[START Excerpted records]

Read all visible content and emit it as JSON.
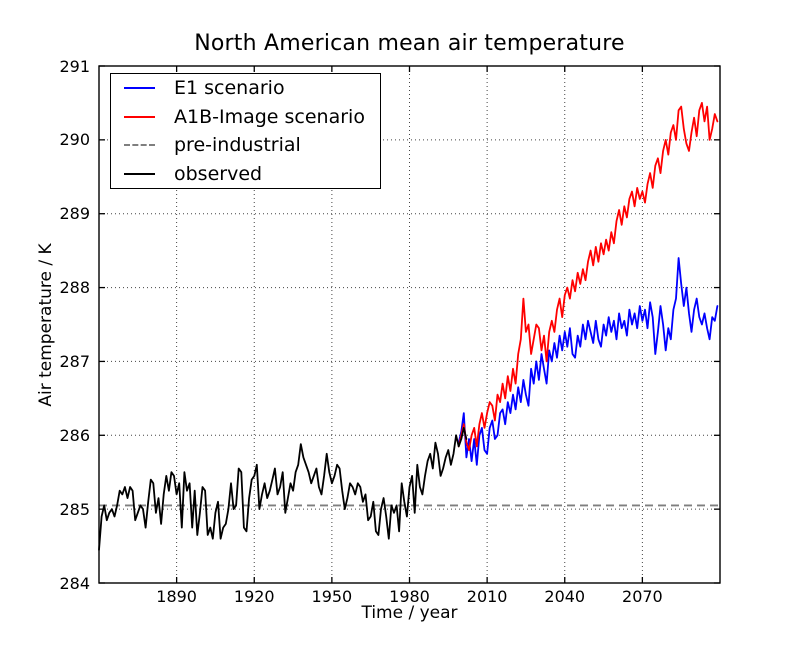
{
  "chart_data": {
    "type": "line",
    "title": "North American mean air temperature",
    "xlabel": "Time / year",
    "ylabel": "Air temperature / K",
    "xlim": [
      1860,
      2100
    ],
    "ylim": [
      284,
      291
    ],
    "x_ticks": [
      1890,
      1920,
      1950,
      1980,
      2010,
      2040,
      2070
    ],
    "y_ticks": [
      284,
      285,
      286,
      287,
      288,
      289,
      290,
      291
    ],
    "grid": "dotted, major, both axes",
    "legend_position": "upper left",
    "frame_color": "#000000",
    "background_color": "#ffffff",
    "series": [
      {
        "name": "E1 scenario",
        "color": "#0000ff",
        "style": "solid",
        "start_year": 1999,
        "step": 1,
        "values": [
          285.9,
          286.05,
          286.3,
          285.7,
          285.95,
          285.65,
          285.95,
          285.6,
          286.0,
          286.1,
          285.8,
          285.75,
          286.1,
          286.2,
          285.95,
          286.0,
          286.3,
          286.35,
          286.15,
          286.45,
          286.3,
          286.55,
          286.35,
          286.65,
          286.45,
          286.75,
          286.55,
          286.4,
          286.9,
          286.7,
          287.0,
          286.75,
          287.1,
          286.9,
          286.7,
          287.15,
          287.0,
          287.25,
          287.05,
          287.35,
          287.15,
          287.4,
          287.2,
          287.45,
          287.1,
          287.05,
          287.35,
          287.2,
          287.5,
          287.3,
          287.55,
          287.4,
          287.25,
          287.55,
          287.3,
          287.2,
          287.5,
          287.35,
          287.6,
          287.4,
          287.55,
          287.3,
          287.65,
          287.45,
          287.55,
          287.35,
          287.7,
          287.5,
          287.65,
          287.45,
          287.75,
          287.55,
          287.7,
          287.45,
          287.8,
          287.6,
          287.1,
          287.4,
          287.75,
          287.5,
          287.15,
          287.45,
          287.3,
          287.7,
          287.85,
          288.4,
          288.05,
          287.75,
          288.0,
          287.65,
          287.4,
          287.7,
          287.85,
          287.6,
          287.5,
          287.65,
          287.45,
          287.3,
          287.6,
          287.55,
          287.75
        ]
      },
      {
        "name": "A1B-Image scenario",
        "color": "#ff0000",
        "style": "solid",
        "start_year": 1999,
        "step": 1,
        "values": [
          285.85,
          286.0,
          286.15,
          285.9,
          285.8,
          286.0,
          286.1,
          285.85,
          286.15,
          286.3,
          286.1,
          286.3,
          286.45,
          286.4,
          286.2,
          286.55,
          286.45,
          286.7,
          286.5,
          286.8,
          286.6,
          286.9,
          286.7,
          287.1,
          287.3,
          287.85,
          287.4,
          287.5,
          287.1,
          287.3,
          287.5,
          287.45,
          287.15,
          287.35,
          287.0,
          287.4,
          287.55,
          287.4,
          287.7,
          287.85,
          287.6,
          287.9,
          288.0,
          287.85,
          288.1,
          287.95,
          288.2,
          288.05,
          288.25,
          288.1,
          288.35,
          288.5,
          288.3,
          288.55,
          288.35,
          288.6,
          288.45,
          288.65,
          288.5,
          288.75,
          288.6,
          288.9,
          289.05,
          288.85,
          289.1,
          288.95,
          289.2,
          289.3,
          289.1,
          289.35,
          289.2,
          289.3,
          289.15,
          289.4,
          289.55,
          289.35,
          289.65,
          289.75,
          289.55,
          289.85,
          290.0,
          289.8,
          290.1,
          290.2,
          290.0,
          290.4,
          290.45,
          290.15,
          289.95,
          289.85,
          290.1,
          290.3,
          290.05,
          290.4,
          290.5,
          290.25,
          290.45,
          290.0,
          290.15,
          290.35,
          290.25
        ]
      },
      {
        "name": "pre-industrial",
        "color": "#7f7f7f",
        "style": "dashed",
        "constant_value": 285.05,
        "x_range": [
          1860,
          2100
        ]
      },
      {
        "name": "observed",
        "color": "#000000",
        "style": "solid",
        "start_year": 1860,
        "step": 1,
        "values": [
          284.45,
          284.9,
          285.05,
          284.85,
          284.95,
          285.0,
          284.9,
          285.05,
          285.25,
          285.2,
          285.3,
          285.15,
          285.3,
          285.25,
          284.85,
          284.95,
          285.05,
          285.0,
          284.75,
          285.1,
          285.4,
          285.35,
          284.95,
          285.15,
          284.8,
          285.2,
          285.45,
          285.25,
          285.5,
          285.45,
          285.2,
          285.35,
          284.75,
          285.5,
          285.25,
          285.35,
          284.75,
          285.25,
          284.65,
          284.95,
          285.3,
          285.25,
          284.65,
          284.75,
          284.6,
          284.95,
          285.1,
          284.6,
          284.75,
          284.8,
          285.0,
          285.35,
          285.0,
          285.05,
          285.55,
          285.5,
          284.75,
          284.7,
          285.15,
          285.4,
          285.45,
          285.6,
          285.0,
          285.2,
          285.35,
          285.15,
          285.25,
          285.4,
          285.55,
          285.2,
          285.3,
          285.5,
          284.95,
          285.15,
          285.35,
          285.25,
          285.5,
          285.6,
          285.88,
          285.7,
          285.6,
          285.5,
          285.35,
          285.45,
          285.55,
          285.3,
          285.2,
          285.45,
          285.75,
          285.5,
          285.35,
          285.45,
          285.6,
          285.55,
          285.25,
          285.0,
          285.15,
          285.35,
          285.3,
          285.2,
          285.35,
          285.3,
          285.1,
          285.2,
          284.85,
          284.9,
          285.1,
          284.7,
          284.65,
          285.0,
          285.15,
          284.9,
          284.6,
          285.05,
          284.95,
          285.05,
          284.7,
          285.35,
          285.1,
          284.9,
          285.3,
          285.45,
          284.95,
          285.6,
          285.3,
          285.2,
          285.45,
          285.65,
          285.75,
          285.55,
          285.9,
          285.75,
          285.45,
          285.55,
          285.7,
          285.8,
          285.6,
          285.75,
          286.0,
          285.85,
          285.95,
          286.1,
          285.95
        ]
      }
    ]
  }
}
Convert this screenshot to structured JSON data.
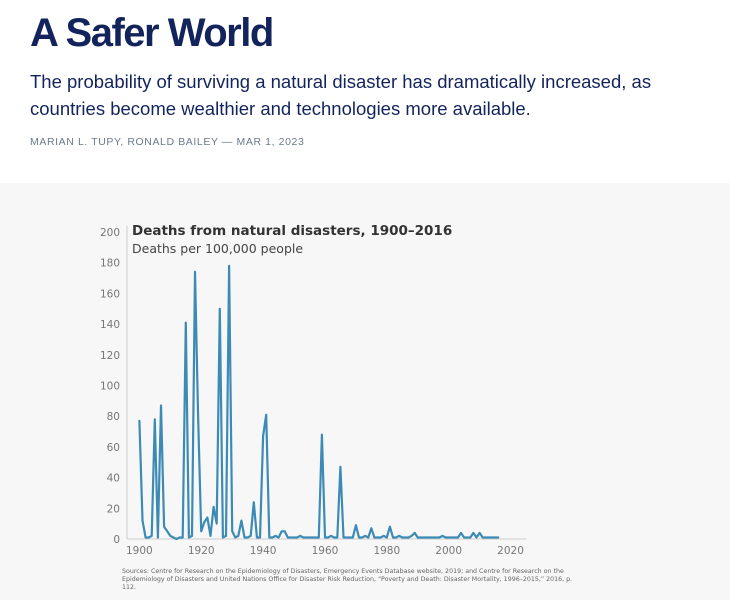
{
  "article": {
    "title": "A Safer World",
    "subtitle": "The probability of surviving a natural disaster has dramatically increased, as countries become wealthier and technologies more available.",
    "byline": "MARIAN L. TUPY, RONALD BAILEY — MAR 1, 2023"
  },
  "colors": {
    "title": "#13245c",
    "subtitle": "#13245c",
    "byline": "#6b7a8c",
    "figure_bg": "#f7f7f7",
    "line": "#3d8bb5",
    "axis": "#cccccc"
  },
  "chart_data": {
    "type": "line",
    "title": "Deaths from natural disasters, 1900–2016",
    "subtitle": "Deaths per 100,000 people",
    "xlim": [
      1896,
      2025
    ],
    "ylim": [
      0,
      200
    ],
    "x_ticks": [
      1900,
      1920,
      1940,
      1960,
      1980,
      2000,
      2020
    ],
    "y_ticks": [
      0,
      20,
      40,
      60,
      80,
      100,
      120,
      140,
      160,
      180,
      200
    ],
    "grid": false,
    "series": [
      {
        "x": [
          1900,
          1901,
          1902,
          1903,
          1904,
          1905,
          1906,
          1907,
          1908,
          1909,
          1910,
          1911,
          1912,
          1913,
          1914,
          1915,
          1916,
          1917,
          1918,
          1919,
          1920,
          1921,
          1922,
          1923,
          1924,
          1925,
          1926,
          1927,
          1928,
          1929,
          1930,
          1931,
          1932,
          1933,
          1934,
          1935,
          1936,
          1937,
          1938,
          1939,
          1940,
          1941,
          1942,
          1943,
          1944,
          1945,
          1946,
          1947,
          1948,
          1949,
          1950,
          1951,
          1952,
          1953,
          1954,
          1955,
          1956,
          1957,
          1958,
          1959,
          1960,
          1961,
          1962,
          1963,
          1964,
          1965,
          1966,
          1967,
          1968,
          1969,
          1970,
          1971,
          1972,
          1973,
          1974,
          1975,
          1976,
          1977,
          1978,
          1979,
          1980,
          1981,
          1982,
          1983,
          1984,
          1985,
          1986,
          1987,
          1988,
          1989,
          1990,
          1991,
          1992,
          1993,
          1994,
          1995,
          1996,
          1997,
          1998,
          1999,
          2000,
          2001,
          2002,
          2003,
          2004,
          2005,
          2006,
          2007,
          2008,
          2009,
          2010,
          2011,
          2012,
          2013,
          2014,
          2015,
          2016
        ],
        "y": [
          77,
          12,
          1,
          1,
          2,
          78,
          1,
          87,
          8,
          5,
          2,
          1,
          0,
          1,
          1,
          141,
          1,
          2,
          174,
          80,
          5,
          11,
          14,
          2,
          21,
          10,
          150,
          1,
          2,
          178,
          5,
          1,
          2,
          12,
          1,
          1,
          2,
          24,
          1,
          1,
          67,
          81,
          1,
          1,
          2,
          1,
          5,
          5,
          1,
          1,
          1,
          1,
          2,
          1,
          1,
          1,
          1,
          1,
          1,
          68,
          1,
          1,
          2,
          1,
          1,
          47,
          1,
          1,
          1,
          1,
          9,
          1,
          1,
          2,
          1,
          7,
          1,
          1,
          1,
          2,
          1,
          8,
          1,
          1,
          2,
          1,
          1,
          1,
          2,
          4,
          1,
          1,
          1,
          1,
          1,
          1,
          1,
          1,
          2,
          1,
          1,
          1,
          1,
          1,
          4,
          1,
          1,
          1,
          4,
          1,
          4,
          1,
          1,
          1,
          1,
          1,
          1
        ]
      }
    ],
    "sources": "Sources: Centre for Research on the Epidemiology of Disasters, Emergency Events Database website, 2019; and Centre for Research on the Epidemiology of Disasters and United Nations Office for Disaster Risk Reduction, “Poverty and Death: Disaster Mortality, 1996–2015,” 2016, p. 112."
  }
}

[END Excerpted records]

Task statement:
Read the entries and show each line that mentions "name".

Exercise output:
        "name": "E1 scenario",
        "name": "A1B-Image scenario",
        "name": "pre-industrial",
        "name": "observed",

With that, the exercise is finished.